**The input**
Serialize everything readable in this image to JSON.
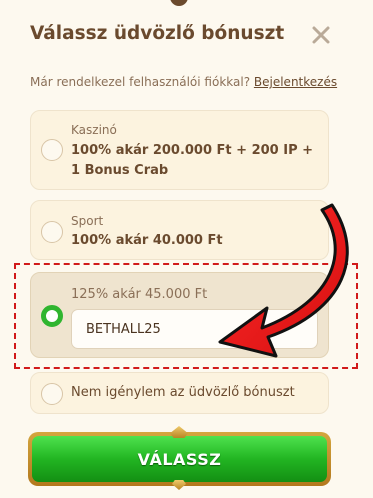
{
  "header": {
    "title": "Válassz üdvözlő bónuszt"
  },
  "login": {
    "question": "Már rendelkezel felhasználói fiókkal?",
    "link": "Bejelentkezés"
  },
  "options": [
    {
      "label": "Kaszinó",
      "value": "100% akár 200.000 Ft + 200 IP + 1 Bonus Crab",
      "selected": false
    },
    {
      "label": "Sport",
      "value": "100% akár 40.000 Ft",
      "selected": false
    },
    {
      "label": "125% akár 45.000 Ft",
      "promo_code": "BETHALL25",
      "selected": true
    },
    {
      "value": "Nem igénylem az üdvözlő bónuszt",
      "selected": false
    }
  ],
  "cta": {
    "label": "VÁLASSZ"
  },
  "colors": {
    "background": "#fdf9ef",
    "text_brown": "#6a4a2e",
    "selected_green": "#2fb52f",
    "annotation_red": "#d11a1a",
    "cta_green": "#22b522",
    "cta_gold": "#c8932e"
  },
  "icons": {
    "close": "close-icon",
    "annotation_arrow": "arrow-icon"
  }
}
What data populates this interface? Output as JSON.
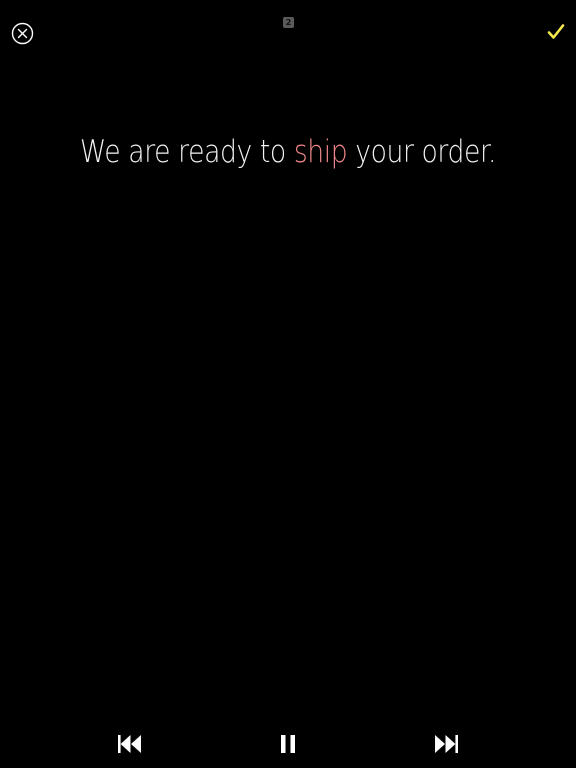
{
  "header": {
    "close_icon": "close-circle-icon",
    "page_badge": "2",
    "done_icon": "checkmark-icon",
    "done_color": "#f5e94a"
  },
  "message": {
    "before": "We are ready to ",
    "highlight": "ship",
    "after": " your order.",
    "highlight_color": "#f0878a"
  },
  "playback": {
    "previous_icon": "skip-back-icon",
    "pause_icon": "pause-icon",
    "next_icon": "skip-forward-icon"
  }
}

**What you are asked to do**
Using the records above, list each line that includes "üdvözlő".

**Result**
    "title": "Válassz üdvözlő bónuszt"
      "value": "Nem igénylem az üdvözlő bónuszt",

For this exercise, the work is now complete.